## Objective
Take every line where the string "Printer" appears and copy it.

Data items
----------------
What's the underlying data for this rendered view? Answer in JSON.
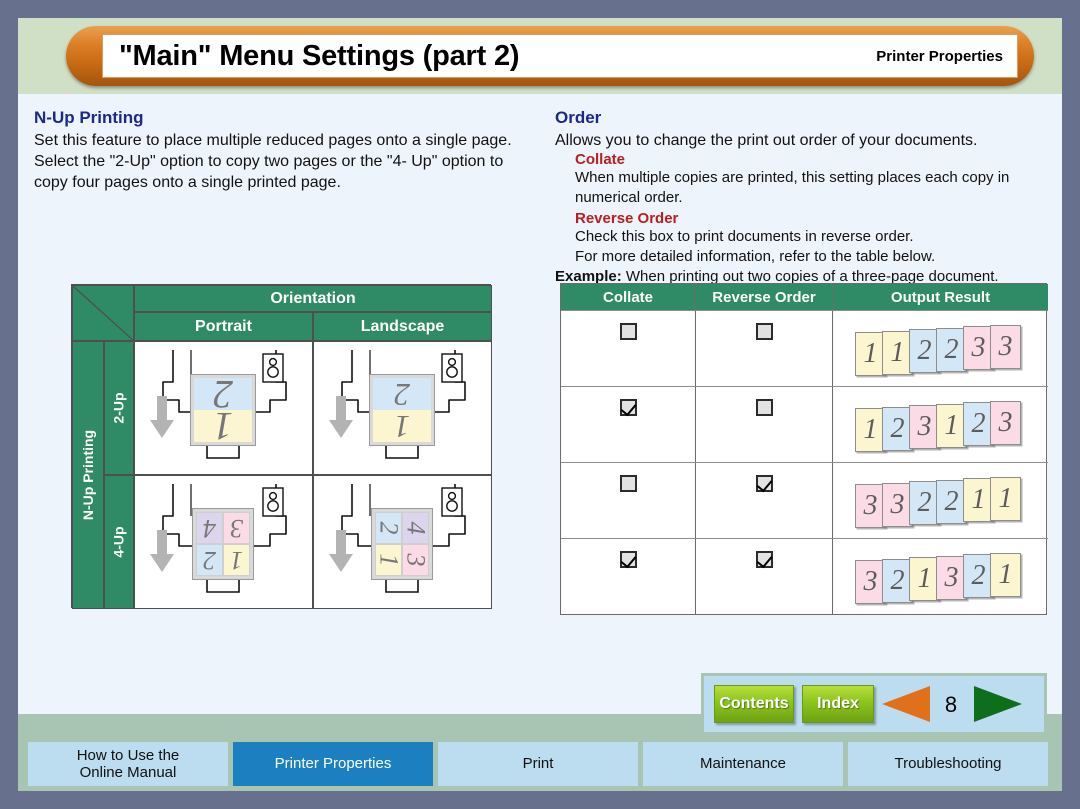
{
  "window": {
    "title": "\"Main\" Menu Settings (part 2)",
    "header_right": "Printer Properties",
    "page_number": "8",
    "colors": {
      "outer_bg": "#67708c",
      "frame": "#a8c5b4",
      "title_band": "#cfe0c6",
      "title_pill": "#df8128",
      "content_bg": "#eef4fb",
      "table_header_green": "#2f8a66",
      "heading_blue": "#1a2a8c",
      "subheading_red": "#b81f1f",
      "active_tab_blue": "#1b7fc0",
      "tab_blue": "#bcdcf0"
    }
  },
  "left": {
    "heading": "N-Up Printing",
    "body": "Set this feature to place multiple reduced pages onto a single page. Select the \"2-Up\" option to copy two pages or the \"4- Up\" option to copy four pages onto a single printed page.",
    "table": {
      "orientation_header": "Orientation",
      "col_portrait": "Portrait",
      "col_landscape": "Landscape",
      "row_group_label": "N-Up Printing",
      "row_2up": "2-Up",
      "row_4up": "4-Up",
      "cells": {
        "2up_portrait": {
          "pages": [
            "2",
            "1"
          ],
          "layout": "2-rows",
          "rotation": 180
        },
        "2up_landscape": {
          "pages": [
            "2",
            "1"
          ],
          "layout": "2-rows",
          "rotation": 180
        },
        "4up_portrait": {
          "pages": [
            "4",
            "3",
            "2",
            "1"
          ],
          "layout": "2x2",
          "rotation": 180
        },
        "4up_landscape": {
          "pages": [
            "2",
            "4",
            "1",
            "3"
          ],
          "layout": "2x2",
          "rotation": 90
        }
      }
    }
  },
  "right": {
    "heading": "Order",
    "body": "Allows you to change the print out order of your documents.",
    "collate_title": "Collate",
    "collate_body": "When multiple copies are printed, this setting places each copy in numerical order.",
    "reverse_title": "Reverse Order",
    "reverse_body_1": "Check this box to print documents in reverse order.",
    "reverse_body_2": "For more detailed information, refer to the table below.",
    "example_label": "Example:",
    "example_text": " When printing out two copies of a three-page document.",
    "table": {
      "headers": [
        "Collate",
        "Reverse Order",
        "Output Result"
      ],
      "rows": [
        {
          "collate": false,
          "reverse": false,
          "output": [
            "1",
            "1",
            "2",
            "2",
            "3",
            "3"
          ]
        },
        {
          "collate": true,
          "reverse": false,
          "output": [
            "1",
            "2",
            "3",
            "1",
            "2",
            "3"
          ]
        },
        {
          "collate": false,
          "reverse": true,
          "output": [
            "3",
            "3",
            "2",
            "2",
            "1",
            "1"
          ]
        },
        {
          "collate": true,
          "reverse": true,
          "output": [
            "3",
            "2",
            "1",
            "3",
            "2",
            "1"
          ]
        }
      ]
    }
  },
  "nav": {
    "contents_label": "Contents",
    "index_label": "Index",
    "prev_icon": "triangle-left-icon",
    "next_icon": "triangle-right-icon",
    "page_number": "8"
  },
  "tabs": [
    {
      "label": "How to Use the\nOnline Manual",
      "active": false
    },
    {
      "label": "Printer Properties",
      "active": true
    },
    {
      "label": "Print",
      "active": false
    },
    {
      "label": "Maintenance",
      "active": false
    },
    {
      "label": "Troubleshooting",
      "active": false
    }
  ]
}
----------------
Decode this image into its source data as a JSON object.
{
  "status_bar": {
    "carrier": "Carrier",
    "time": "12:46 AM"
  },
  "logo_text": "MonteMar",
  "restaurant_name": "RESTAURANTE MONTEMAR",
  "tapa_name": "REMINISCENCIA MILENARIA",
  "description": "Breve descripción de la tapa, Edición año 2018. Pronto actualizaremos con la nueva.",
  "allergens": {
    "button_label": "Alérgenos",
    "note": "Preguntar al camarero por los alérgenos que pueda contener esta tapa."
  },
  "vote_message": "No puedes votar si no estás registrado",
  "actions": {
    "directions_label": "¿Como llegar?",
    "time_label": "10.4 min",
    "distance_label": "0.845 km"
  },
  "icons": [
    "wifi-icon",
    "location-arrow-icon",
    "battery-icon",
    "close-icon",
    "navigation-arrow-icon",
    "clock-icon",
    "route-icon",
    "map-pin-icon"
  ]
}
----------------
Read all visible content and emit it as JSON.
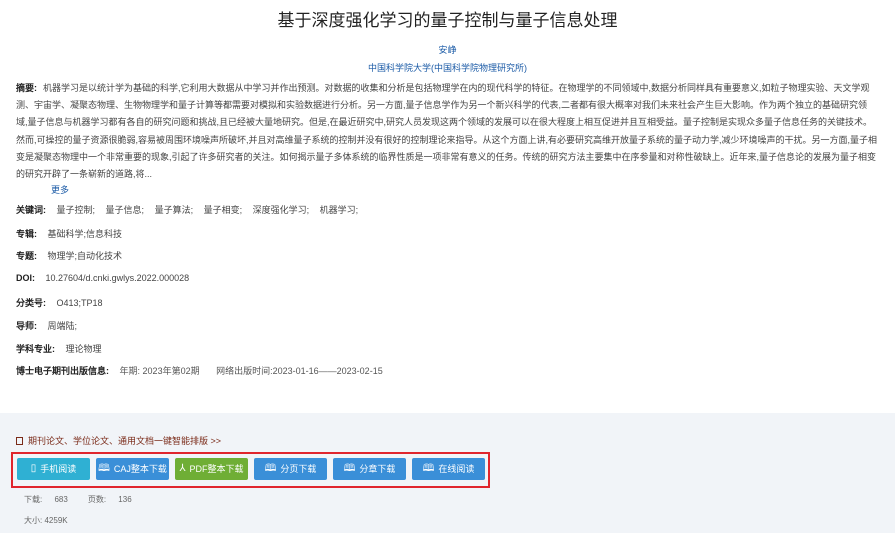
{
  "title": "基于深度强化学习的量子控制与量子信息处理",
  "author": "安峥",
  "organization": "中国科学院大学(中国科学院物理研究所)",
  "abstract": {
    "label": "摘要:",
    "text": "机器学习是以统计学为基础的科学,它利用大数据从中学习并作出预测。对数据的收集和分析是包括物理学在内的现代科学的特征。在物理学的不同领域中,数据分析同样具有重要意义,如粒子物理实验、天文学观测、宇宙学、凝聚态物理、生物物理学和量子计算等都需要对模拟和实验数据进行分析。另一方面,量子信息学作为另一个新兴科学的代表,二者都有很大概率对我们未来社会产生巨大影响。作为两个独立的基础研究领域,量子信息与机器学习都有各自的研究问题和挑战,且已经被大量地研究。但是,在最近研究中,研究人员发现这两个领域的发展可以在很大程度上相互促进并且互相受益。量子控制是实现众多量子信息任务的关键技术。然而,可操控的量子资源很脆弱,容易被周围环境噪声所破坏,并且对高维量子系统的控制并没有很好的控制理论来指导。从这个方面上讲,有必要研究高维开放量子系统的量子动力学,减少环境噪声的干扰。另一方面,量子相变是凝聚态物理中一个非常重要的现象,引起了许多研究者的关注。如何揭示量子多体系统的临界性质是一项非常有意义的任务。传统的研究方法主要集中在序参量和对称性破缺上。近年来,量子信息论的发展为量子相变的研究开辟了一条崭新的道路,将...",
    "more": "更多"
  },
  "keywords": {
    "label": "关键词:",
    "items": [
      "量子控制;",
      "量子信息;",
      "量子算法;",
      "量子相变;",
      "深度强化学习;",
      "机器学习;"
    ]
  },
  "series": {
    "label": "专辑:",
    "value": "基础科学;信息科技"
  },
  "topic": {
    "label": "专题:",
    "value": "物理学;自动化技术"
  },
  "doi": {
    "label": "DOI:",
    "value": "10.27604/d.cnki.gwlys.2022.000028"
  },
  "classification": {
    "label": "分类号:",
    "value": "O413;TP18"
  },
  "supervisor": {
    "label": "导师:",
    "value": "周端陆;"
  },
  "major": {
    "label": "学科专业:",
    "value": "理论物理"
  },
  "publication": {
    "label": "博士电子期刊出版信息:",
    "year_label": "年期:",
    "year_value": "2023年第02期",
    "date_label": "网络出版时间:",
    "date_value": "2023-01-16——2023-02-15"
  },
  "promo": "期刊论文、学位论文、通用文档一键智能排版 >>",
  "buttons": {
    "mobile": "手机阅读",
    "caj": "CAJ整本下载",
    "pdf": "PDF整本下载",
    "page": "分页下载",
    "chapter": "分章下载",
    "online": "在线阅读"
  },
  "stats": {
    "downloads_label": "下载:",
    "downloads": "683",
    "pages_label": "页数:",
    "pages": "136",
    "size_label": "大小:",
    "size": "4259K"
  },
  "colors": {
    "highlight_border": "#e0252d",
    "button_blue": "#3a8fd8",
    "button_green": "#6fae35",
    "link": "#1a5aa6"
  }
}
----------------
## Full solution
    "header_right": "Printer Properties",
      "label": "Printer Properties",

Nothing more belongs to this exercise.